> **Given data**
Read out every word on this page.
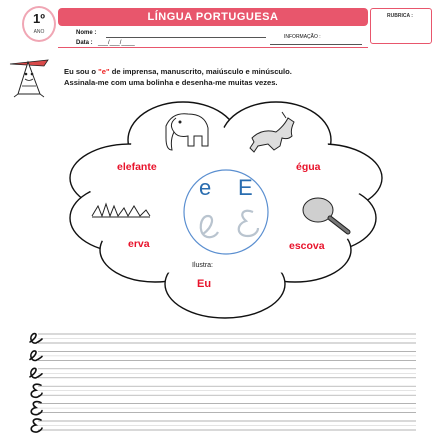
1º
ANO
LÍNGUA PORTUGUESA	RUBRICA :
Nome :
Data : ___/___/____
INFORMAÇÃO :
Eu sou o "e" de imprensa, manuscrito, maiúsculo e minúsculo.
Assinala-me com uma bolinha e desenha-me muitas vezes.
e E
elefante	égua
erva	escova
Ilustra:
Eu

> **Aim**
Print the records above exactly as they stand, but leave out the pictures.

> **Answer in full**
Read out every word on this page.
1º
ANO
LÍNGUA PORTUGUESA	RUBRICA :
Nome :
Data : ___/___/____
INFORMAÇÃO :
Eu sou o "e" de imprensa, manuscrito, maiúsculo e minúsculo.
Assinala-me com uma bolinha e desenha-me muitas vezes.
e E
elefante	égua
erva	escova
Ilustra:
Eu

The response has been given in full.